--- Start of The records ---

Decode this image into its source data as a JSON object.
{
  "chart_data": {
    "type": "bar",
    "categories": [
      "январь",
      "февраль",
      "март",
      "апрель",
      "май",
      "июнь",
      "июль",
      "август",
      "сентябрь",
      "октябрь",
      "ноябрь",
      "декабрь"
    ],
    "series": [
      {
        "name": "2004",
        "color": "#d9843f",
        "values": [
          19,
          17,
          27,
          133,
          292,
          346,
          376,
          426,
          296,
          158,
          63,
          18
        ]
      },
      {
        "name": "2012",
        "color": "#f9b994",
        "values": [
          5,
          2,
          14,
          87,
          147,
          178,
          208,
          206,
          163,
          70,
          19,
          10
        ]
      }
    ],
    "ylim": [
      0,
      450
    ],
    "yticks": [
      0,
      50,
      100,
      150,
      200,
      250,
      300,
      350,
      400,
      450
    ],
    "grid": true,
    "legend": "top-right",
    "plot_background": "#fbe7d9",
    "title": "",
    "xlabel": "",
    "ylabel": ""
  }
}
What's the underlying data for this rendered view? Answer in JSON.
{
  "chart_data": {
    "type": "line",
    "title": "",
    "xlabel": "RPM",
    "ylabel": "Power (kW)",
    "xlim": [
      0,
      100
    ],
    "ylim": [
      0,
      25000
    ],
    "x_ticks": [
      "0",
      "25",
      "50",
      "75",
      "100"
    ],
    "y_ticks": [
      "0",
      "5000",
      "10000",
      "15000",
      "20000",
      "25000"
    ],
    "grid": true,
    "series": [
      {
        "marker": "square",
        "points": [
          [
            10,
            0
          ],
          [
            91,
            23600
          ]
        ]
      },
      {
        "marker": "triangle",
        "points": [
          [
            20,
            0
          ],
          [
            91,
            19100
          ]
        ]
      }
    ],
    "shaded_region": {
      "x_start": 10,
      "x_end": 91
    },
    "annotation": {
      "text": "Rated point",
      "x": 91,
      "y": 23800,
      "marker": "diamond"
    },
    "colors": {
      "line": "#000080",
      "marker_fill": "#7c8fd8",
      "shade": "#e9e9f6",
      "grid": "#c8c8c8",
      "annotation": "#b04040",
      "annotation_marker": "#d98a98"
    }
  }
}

--- End of The records ---

§ What you have to do:
Your task is to extract the lines running from the one with "What's the underlying" to the end of the material, inclusive, copying each exactly and adding nothing.

§ Task answer:
What's the underlying data for this rendered view? Answer in JSON.
{
  "chart_data": {
    "type": "line",
    "title": "",
    "xlabel": "RPM",
    "ylabel": "Power (kW)",
    "xlim": [
      0,
      100
    ],
    "ylim": [
      0,
      25000
    ],
    "x_ticks": [
      "0",
      "25",
      "50",
      "75",
      "100"
    ],
    "y_ticks": [
      "0",
      "5000",
      "10000",
      "15000",
      "20000",
      "25000"
    ],
    "grid": true,
    "series": [
      {
        "marker": "square",
        "points": [
          [
            10,
            0
          ],
          [
            91,
            23600
          ]
        ]
      },
      {
        "marker": "triangle",
        "points": [
          [
            20,
            0
          ],
          [
            91,
            19100
          ]
        ]
      }
    ],
    "shaded_region": {
      "x_start": 10,
      "x_end": 91
    },
    "annotation": {
      "text": "Rated point",
      "x": 91,
      "y": 23800,
      "marker": "diamond"
    },
    "colors": {
      "line": "#000080",
      "marker_fill": "#7c8fd8",
      "shade": "#e9e9f6",
      "grid": "#c8c8c8",
      "annotation": "#b04040",
      "annotation_marker": "#d98a98"
    }
  }
}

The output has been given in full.